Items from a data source

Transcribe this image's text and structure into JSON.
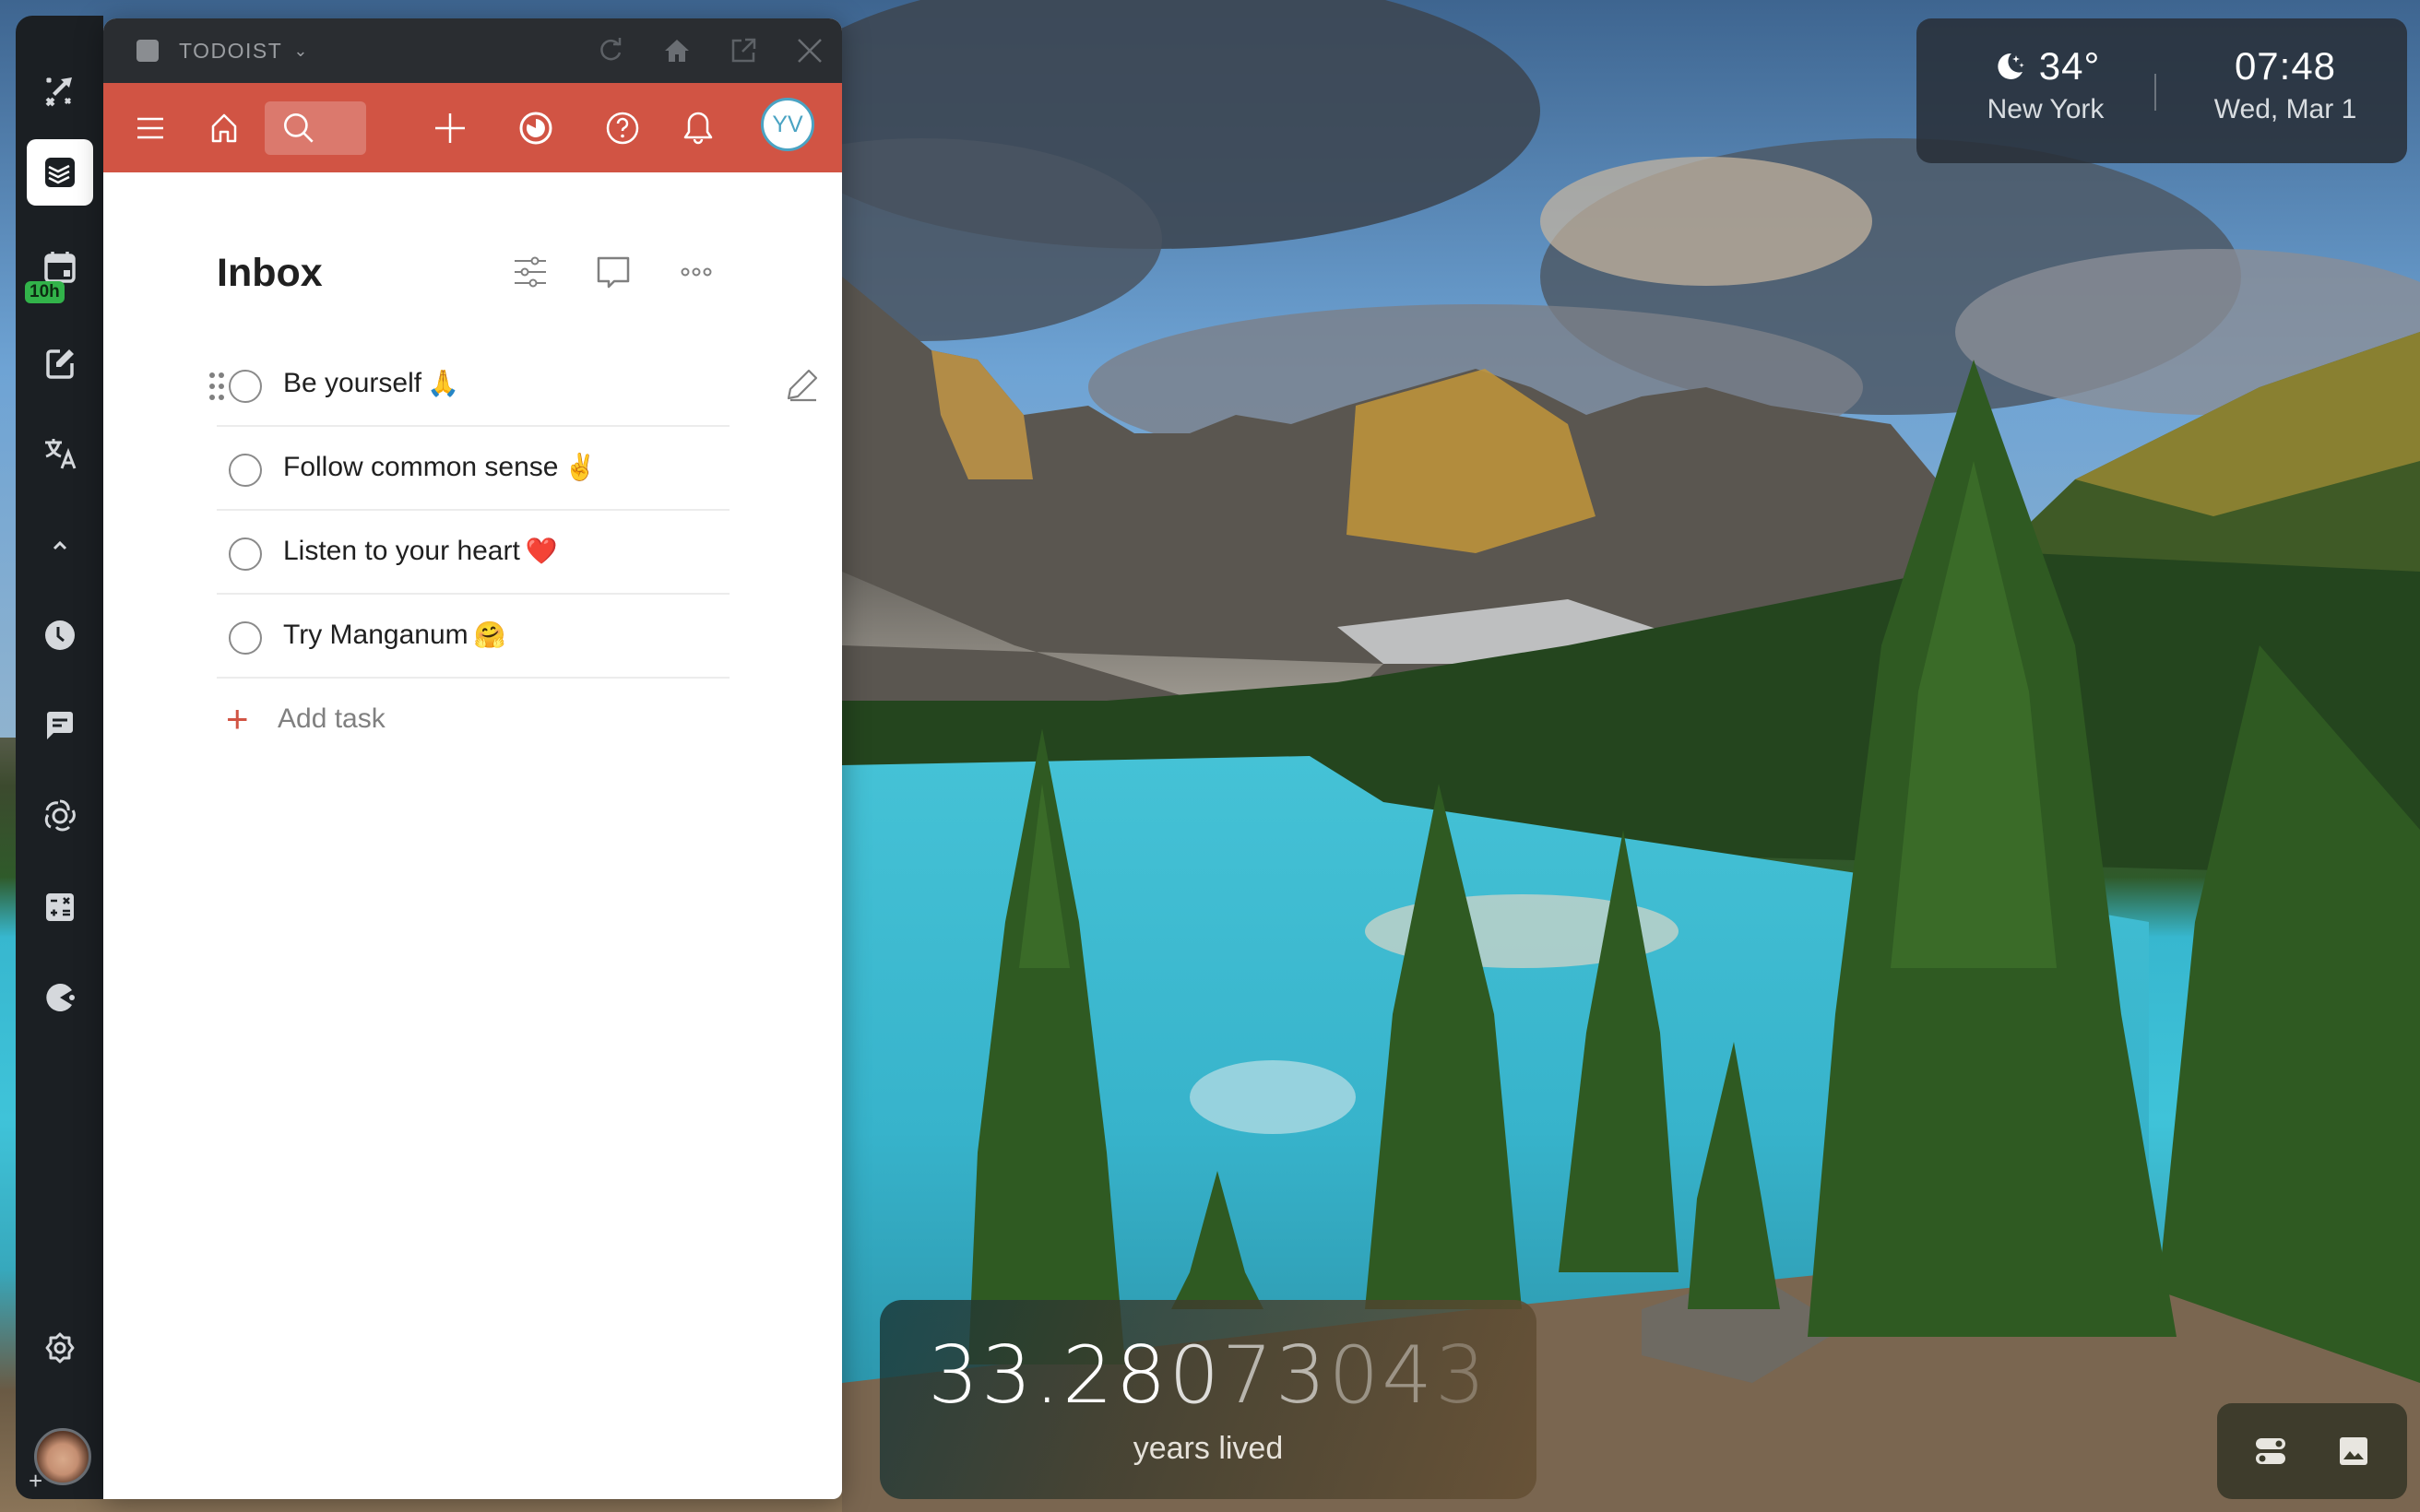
{
  "window": {
    "app_name": "TODOIST",
    "titlebar_actions": [
      "reload",
      "home",
      "open-external",
      "close"
    ]
  },
  "dock": {
    "items": [
      {
        "name": "manganum-logo",
        "icon": "sparkle-arrow-icon"
      },
      {
        "name": "todoist",
        "icon": "todoist-icon",
        "active": true
      },
      {
        "name": "calendar",
        "icon": "calendar-icon",
        "badge": "10h"
      },
      {
        "name": "notes",
        "icon": "edit-note-icon"
      },
      {
        "name": "translate",
        "icon": "translate-icon"
      },
      {
        "name": "collapse",
        "icon": "chevron-up-icon"
      },
      {
        "name": "clock",
        "icon": "clock-icon"
      },
      {
        "name": "chat",
        "icon": "chat-icon"
      },
      {
        "name": "chatgpt",
        "icon": "openai-icon"
      },
      {
        "name": "calculator",
        "icon": "calculator-icon"
      },
      {
        "name": "game",
        "icon": "pacman-icon"
      },
      {
        "name": "settings",
        "icon": "gear-icon"
      }
    ]
  },
  "appbar": {
    "search_placeholder": "",
    "user_initials": "YV",
    "accent_color": "#d15444"
  },
  "inbox": {
    "title": "Inbox",
    "tasks": [
      {
        "text": "Be yourself",
        "emoji": "🙏"
      },
      {
        "text": "Follow common sense",
        "emoji": "✌️"
      },
      {
        "text": "Listen to your heart",
        "emoji": "❤️"
      },
      {
        "text": "Try Manganum",
        "emoji": "🤗"
      }
    ],
    "add_task_label": "Add task"
  },
  "weather": {
    "temperature": "34°",
    "condition_icon": "moon-stars-icon",
    "city": "New York",
    "time": "07:48",
    "date": "Wed, Mar 1"
  },
  "years_lived": {
    "value_bright": "33.28",
    "value_fade1": "0",
    "value_fade2": "73",
    "value_fade3": "04",
    "value_fade4": "3",
    "caption": "years lived"
  },
  "quick_actions": [
    "toggles-icon",
    "image-icon"
  ]
}
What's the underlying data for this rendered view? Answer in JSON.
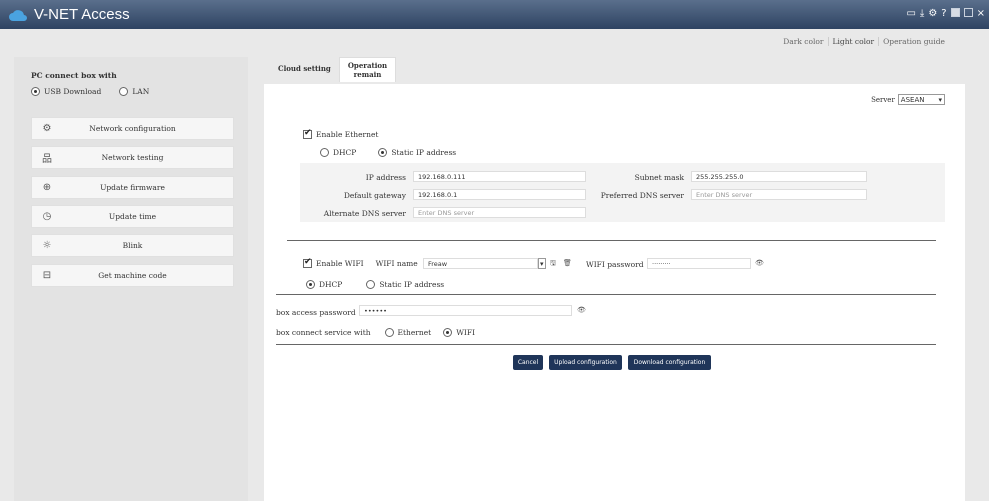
{
  "app": {
    "title": "V-NET Access",
    "accent": "#1f3559",
    "titlebar_color": "#3b5273"
  },
  "window_icons": [
    "monitor-icon",
    "download-icon",
    "gear-icon",
    "help-icon",
    "minimize-icon",
    "maximize-icon",
    "close-icon"
  ],
  "top_links": {
    "dark": "Dark color",
    "light": "Light color",
    "guide": "Operation guide"
  },
  "tabs": [
    {
      "label": "Cloud setting"
    },
    {
      "label_line1": "Operation",
      "label_line2": "remain"
    }
  ],
  "left": {
    "connect_label": "PC connect box with",
    "options": [
      {
        "label": "USB Download",
        "selected": true
      },
      {
        "label": "LAN",
        "selected": false
      }
    ],
    "menu": [
      {
        "icon": "settings-icon",
        "label": "Network configuration"
      },
      {
        "icon": "network-icon",
        "label": "Network testing"
      },
      {
        "icon": "upload-icon",
        "label": "Update firmware"
      },
      {
        "icon": "clock-icon",
        "label": "Update time"
      },
      {
        "icon": "sun-icon",
        "label": "Blink"
      },
      {
        "icon": "device-icon",
        "label": "Get machine code"
      }
    ]
  },
  "server": {
    "label": "Server",
    "value": "ASEAN"
  },
  "ethernet": {
    "enable_label": "Enable Ethernet",
    "enabled": true,
    "dhcp": "DHCP",
    "static": "Static IP address",
    "mode": "static",
    "ip_label": "IP address",
    "ip": "192.168.0.111",
    "mask_label": "Subnet mask",
    "mask": "255.255.255.0",
    "gateway_label": "Default gateway",
    "gateway": "192.168.0.1",
    "dns_label": "Preferred DNS server",
    "dns_placeholder": "Enter DNS server",
    "alt_dns_label": "Alternate DNS server",
    "alt_dns_placeholder": "Enter DNS server"
  },
  "wifi": {
    "enable_label": "Enable WIFI",
    "enabled": true,
    "name_label": "WIFI name",
    "name": "Freaw",
    "password_label": "WIFI password",
    "password": "·········",
    "dhcp": "DHCP",
    "static": "Static IP address",
    "mode": "dhcp"
  },
  "box": {
    "password_label": "box access password",
    "password": "••••••",
    "service_label": "box connect service with",
    "eth": "Ethernet",
    "wifi": "WIFI",
    "selected": "wifi"
  },
  "buttons": {
    "cancel": "Cancel",
    "upload": "Upload configuration",
    "download": "Download configuration"
  }
}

Objective: Pull out every line in the material above where "connect" occurs.

Worked answer:
    "connect_label": "PC connect box with",
    "service_label": "box connect service with",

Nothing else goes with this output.